# Spot spray certainty



## SeanBB (Jul 11, 2020)

Hey everybody,

I had a lot of Poa a. this spring and early summer and was wondering if anyone has the math on how many grams of Certainty for a 1 gallon (or better yet 1 qt spray bottle) spot spray treatment? I don't want to blanket app my yard because I'm concerned about my 1)grass variety sensitivity, 2)first time application and 3)the fact that maybe all the Poa was choked out this summer. This run would kind of be a tester application for next year.

Thanks everyone

Sean


----------



## SeanBB (Jul 11, 2020)

My math worked out to .1g per quart...is this right? Thanks!


----------



## Amoo316 (Jul 8, 2021)

What you will do ->
a. Translate this sentence from the Certainty spot spray thread into Spanish: "This run would kind of be a tester application for next year."
b. Using the Certainty spot spray thread, decide whether each statement agrees with it. Answer yes or no for each, quoting the words that settle it.
(i) The poster plans to treat the whole yard.
(ii) The poster's own figure came to .1g per quart.
(iii) The poster has used Certainty before.
c. Carry on the Certainty spot spray thread from where it stops, writing the next part.

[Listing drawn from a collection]
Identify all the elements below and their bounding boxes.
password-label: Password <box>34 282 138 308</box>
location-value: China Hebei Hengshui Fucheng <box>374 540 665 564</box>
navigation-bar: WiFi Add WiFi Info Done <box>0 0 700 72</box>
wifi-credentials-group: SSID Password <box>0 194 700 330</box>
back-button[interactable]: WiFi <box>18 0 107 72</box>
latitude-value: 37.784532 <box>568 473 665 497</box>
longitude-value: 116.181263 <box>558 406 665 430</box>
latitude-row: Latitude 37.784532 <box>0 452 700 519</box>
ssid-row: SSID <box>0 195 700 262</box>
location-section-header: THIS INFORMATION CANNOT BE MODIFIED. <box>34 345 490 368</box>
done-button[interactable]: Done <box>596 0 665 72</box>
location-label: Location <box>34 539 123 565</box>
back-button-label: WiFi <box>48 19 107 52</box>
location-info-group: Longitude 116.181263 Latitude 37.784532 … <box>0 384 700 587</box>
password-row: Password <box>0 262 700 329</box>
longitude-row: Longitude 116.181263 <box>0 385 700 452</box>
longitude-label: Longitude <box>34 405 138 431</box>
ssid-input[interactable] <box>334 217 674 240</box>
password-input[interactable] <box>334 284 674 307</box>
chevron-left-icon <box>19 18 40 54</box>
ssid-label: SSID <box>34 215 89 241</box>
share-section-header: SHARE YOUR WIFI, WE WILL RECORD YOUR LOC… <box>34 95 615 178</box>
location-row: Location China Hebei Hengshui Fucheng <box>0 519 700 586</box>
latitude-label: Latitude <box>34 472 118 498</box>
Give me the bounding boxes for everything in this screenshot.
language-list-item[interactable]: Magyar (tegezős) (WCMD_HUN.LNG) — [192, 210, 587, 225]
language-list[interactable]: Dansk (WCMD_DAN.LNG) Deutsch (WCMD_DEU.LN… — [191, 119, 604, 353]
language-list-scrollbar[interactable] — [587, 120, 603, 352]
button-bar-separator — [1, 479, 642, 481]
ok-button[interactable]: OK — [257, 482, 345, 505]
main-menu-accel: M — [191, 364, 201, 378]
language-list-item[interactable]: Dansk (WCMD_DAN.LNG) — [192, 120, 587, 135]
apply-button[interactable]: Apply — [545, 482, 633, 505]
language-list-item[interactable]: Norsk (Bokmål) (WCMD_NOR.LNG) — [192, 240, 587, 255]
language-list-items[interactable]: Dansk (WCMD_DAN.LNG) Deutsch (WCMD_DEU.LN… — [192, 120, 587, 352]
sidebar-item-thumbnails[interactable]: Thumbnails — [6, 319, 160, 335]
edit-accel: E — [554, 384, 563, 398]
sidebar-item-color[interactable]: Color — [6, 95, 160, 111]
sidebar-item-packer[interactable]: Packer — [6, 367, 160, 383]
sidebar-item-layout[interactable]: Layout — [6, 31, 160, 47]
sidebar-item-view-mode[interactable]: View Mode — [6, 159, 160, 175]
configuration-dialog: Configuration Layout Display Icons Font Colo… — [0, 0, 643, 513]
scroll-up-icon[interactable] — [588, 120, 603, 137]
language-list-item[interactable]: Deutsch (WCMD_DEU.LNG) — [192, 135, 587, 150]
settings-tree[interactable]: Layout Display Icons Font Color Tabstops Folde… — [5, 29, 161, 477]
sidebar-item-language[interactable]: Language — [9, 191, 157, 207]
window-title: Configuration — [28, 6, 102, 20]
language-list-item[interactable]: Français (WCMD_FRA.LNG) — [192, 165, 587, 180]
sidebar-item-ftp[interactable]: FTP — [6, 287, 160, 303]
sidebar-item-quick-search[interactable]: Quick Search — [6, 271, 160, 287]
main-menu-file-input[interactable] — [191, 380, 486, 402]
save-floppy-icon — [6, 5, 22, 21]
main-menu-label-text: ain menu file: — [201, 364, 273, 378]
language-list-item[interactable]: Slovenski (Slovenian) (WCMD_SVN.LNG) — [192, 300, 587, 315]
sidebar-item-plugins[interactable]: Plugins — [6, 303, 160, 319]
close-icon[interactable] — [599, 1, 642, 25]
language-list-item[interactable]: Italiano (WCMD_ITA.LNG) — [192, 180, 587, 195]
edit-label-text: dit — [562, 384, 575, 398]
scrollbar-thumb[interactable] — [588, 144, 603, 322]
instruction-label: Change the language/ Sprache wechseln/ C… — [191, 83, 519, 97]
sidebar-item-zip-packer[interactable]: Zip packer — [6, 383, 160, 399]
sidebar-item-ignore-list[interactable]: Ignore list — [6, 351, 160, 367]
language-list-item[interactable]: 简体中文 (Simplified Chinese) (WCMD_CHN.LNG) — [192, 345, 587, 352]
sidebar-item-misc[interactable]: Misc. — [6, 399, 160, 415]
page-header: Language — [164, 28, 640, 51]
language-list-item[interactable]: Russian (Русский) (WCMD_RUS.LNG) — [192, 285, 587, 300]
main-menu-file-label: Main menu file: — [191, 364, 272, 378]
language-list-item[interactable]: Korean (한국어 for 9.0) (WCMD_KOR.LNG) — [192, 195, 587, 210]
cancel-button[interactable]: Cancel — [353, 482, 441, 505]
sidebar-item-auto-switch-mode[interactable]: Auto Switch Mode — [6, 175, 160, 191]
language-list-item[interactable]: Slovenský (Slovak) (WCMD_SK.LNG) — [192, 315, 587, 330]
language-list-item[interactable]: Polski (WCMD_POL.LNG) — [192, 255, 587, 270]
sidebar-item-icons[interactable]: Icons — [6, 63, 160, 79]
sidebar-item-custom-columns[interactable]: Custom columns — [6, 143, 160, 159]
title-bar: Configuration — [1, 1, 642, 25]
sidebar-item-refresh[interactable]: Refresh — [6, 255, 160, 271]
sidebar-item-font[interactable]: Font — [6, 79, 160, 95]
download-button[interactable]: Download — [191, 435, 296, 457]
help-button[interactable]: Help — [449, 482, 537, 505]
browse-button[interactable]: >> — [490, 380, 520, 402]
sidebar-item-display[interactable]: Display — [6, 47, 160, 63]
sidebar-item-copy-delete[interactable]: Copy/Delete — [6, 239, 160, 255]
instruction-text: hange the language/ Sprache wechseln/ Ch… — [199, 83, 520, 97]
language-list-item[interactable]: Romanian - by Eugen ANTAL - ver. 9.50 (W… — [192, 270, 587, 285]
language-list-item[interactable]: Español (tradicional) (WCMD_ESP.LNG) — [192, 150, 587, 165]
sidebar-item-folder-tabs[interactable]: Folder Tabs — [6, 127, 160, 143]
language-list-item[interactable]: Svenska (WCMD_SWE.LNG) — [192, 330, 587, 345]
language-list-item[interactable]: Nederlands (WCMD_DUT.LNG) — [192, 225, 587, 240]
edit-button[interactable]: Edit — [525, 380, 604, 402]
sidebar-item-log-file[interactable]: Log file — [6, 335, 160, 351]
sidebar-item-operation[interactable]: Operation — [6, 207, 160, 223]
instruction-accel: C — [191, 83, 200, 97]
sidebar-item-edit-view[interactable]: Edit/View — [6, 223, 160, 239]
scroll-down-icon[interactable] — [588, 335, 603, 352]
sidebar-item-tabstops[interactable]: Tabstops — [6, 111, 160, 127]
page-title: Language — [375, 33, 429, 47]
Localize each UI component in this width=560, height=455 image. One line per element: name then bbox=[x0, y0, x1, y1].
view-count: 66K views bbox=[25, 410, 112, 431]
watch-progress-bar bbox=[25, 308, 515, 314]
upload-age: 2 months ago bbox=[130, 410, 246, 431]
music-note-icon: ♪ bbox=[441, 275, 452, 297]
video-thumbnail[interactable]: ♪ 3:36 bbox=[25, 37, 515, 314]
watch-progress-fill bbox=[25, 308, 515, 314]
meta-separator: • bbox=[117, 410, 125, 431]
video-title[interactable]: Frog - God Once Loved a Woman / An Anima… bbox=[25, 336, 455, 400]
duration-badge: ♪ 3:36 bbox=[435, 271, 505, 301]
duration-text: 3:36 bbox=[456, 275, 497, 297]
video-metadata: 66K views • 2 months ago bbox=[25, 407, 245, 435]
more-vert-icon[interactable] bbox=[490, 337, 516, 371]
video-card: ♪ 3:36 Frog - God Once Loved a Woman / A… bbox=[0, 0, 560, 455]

Responses for each task ->
a. Esta aplicación sería una especie de prueba para el próximo año.

b.
(i) No: "I don't want to blanket app my yard"
(ii) Yes: "My math worked out to .1g per quart"
(iii) No: "first time application"

c.
The information needed here would be:

Warning about chlorosis in Paspalum









Rate for POA Control









How many "oz per gram"









So the minimum rate you need to go is 1.25oz/a or .8g/acre in 2 gallons of carrier to treat 1000ft2

8 quarts in 2 gallons so .8/8 = 0.1g/quart.

You win the internet for today.

(Side note I'll comment on your fruit later.)


----------



## SeanBB (Jul 11, 2020)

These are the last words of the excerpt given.